TEXT SEGMENT:
I have written a JavaFx App to view log files. The files are opened each in a new tab and I run through the text and add it to the list views. I have created a cellfactory to highlight certain text in the list file and that is all working.
The problem is that the log files are between 800-1300Mb. Opening 3-4 at once and the JVM reached its memory limit.
Is there another way to do this to only have the text currently being displayed in the list view in memory and as I scroll load more into memory?
I need to be able to scroll using the scroll bars. I have search Google and I have found plenty of the same question. Where people want to display a large text 1-10Gb files in Java (In Swing) dated back a few years ago and there is no answer:
- http://www.dreamincode.net/forums/topic/224430-reading-in-large-text-files1gb-10gb-java-swing/
- http://www.javaprogrammingforums.com/awt-java-swing/9577-diplay-large-text-jtextarea-2gb.html
- http://www.dreamincode.net/forums/topic/224430-reading-in-large-text-files1gb-10gb-java-swing/
I had a look at pagination but I need to be able to use the scroll bars and I need it seemlesly. The user should not know that certain portions is not in memory. They scroll and it display the next lines.
Have anyone ever found a solution to this in Java (Swing or JavaFX)?
A couple of possible approaches to prevent memory issues viewing large log files:
Use the Pagination control and load parts of a log file at a time OR
Subclass ObservableList and back it by something like a Guava Iterable that loads data on demand.
Both approaches load only log file data that is needed for the current view into memory rather than loading the entire log file into memory.
The key is to forget about line numbers. Unless each line is exactly the same number of bytes long, line numbers are an abstraction that requires you to read the whole file to find the position of the next line.
Instead think byte position, since you can seek to that without reading the bytes between, by using a RandomAccessFile or a SeekableByteChannel. Of course, then you have to return the byte position to the client app so you can return it to the server when you are getting the next page.
Using the scrollbar to do paging is a neat and intuitive trick. The hard part is re-writing the scrollbar to show the whole file instead of just what you have in memory.
NOTE: Just noticed how old this question is... but hopefully my comments are useful for the next searcher.

(Document structure recognition data)
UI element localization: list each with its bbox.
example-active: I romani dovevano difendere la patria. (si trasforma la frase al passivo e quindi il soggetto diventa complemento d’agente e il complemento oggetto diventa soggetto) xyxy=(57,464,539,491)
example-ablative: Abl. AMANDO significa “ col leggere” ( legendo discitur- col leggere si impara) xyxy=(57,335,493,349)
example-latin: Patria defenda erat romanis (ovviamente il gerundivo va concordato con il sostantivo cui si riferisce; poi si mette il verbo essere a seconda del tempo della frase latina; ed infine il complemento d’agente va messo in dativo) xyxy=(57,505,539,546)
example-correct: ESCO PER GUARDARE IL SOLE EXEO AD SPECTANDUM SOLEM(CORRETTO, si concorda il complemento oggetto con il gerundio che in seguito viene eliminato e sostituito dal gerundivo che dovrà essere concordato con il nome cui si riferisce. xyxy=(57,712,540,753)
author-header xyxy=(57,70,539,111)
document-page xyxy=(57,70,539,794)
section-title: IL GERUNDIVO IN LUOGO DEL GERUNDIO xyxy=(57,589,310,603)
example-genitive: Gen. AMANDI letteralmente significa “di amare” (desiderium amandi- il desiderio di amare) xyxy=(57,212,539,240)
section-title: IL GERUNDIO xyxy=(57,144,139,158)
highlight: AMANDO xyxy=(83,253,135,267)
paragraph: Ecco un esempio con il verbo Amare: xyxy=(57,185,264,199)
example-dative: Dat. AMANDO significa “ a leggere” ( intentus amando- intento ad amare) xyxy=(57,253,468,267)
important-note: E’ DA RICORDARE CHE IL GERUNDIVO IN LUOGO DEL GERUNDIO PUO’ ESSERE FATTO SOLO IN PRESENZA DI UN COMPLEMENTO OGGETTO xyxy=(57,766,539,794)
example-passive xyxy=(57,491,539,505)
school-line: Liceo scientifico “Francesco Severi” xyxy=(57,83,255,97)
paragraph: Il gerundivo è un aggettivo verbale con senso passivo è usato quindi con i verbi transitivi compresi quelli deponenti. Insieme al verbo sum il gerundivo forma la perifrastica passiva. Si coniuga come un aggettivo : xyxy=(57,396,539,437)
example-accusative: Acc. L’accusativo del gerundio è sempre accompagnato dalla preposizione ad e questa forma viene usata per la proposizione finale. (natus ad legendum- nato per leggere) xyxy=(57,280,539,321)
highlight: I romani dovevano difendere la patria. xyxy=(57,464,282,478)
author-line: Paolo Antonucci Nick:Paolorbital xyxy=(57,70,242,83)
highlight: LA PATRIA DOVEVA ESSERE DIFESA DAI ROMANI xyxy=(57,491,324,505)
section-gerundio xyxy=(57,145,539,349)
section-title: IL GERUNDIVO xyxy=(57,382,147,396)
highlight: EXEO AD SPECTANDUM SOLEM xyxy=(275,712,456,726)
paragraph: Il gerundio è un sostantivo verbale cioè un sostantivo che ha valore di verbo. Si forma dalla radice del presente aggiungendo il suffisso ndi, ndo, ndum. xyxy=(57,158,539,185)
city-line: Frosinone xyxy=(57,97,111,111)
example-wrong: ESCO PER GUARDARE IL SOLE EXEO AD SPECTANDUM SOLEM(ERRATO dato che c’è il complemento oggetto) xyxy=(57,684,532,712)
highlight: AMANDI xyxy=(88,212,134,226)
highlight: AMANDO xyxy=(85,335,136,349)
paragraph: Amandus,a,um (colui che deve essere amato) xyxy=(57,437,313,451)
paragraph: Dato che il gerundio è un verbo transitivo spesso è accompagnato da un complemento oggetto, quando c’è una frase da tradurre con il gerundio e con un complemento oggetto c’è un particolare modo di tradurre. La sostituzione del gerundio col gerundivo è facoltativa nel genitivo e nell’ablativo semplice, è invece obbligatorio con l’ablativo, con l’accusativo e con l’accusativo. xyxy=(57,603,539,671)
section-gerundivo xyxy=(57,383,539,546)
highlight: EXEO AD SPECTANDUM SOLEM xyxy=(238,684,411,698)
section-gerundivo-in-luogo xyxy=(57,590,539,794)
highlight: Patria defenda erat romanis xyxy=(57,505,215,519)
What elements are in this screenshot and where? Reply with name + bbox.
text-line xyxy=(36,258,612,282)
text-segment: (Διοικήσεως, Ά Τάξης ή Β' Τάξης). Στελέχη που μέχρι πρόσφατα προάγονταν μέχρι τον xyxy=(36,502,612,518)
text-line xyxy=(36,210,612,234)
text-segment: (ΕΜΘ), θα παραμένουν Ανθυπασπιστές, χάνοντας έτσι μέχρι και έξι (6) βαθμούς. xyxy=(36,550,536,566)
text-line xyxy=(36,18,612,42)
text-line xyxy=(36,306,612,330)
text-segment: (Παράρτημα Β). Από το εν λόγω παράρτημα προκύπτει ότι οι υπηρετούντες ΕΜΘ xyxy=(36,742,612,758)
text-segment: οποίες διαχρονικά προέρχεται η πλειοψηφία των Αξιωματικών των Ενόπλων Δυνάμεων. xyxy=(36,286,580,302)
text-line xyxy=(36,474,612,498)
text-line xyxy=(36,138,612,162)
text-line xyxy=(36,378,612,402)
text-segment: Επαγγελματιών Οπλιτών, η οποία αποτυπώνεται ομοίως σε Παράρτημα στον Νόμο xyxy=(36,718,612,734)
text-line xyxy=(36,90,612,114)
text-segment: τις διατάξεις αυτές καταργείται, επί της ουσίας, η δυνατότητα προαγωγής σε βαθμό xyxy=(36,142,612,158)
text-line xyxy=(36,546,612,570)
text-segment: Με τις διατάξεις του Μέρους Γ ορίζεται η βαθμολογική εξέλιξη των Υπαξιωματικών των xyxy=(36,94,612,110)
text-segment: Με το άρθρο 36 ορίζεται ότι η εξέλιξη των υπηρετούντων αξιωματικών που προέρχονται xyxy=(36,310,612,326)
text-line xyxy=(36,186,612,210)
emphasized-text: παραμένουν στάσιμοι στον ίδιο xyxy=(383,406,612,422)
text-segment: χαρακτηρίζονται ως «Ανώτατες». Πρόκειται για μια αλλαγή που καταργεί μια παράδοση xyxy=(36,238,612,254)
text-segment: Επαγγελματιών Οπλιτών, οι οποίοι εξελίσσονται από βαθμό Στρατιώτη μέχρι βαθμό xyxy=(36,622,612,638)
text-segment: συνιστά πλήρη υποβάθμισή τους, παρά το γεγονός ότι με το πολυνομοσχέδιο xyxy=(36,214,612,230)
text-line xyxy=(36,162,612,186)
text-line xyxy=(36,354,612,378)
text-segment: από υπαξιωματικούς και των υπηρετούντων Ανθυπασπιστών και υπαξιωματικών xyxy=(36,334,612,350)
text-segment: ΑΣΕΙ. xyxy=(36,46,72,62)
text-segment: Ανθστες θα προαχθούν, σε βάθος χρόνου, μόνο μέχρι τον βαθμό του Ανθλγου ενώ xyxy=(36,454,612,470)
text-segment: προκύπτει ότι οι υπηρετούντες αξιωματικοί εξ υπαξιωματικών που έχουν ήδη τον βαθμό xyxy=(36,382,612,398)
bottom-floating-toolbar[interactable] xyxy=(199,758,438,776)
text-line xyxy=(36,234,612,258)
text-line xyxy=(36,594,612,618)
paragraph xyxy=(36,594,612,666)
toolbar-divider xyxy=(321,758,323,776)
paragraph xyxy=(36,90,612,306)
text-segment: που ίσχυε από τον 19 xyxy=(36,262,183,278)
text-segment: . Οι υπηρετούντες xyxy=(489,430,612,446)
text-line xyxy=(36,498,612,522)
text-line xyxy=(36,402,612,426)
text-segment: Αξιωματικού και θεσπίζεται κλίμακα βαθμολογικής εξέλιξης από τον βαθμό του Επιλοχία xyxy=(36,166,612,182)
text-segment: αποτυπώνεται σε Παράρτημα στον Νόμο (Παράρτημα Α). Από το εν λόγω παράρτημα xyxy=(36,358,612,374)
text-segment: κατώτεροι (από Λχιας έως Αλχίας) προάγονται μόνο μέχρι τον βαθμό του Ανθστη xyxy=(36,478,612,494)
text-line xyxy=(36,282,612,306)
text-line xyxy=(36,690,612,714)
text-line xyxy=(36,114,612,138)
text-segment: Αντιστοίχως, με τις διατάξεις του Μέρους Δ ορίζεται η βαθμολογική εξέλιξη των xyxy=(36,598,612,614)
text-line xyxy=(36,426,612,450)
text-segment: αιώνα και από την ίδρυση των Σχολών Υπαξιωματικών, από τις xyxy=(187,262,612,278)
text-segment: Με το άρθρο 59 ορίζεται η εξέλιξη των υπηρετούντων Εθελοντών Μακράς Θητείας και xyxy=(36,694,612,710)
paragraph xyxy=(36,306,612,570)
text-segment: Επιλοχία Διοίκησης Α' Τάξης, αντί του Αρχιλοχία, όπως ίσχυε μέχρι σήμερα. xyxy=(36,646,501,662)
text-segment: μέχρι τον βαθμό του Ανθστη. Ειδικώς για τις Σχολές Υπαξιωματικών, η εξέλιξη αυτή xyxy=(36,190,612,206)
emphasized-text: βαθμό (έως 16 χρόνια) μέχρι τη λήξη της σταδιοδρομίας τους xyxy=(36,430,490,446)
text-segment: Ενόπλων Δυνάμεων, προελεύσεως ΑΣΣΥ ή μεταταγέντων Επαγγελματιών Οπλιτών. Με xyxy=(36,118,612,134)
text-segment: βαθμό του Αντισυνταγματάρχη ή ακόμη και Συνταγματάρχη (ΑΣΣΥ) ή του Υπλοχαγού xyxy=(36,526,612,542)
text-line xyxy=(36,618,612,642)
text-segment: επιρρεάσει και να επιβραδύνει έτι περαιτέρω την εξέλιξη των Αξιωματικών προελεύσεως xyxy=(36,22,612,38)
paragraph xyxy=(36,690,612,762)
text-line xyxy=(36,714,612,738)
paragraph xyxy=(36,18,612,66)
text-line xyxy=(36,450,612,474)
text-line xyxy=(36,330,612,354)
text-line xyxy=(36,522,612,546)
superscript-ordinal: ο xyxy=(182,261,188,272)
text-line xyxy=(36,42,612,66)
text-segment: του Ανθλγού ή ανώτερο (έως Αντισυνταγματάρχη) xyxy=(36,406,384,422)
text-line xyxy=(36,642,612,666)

WORK TASK: Retype the passage of the log-file viewer discussion between "Both approaches load" and "the next page.", inclusive. The listing comes from a separate source.

WRITTEN RESPONSE:
Both approaches load only log file data that is needed for the current view into memory rather than loading the entire log file into memory.
The key is to forget about line numbers. Unless each line is exactly the same number of bytes long, line numbers are an abstraction that requires you to read the whole file to find the position of the next line.
Instead think byte position, since you can seek to that without reading the bytes between, by using a RandomAccessFile or a SeekableByteChannel. Of course, then you have to return the byte position to the client app so you can return it to the server when you are getting the next page.